WRITTEN TASK:
Give the number of lines in the listing below that include the word "conversation", with nothing more.

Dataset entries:
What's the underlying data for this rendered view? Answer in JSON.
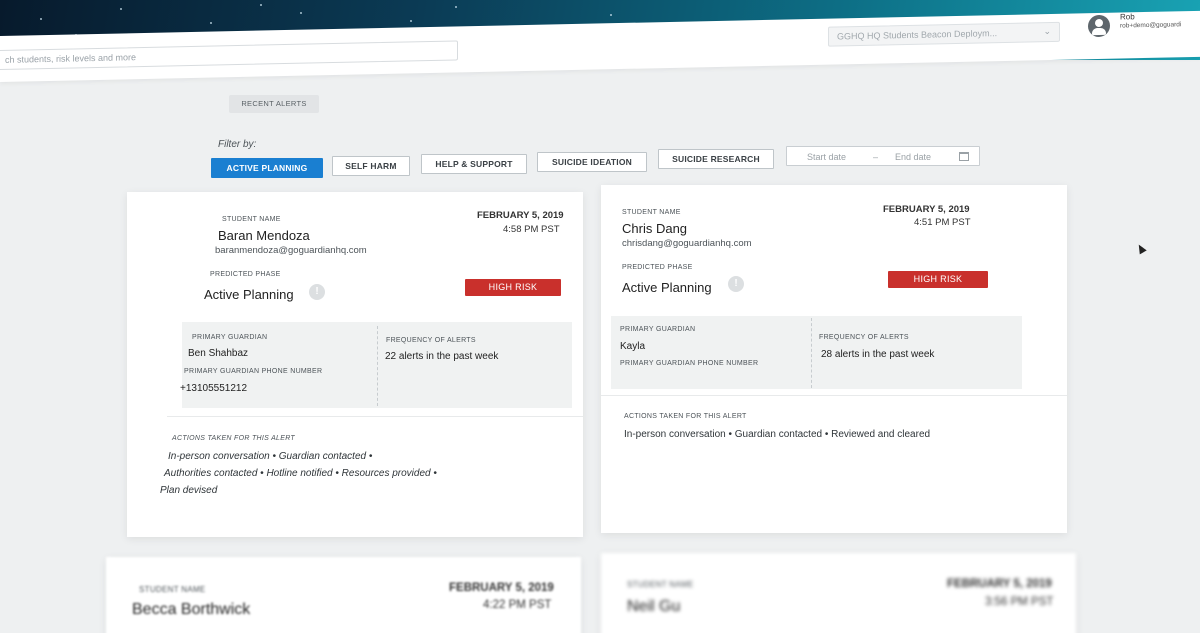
{
  "header": {
    "search_placeholder": "ch students, risk levels and more",
    "deployment_select": "GGHQ HQ Students Beacon Deploym...",
    "user_name": "Rob",
    "user_email": "rob+demo@goguardi"
  },
  "tabs": {
    "recent_alerts": "RECENT ALERTS"
  },
  "filters": {
    "label": "Filter by:",
    "chips": [
      "ACTIVE PLANNING",
      "SELF HARM",
      "HELP & SUPPORT",
      "SUICIDE IDEATION",
      "SUICIDE RESEARCH"
    ],
    "start_date": "Start date",
    "separator": "–",
    "end_date": "End date"
  },
  "labels": {
    "student_name": "STUDENT NAME",
    "predicted_phase": "PREDICTED PHASE",
    "primary_guardian": "PRIMARY GUARDIAN",
    "guardian_phone": "PRIMARY GUARDIAN PHONE NUMBER",
    "frequency": "FREQUENCY OF ALERTS",
    "actions_taken": "ACTIONS TAKEN FOR THIS ALERT"
  },
  "cards": [
    {
      "name": "Baran Mendoza",
      "email": "baranmendoza@goguardianhq.com",
      "date": "FEBRUARY 5, 2019",
      "time": "4:58 PM PST",
      "phase": "Active Planning",
      "risk": "HIGH RISK",
      "guardian": "Ben Shahbaz",
      "phone": "+13105551212",
      "frequency": "22 alerts in the past week",
      "actions_line1": "In-person conversation  •  Guardian contacted  •",
      "actions_line2": "Authorities contacted  •  Hotline notified  •  Resources provided  •",
      "actions_line3": "Plan devised"
    },
    {
      "name": "Chris Dang",
      "email": "chrisdang@goguardianhq.com",
      "date": "FEBRUARY 5, 2019",
      "time": "4:51 PM PST",
      "phase": "Active Planning",
      "risk": "HIGH RISK",
      "guardian": "Kayla",
      "phone": "",
      "frequency": "28 alerts in the past week",
      "actions_line1": "In-person conversation  •  Guardian contacted  •  Reviewed and cleared"
    },
    {
      "name": "Becca Borthwick",
      "date": "FEBRUARY 5, 2019",
      "time": "4:22 PM PST"
    },
    {
      "name": "Neil Gu",
      "date": "FEBRUARY 5, 2019",
      "time": "3:56 PM PST"
    }
  ],
  "colors": {
    "accent": "#1a7fd1",
    "risk": "#c9302c",
    "banner_dark": "#071a2c",
    "banner_light": "#19a3b4"
  }
}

ANSWER TO THE EXERCISE:
2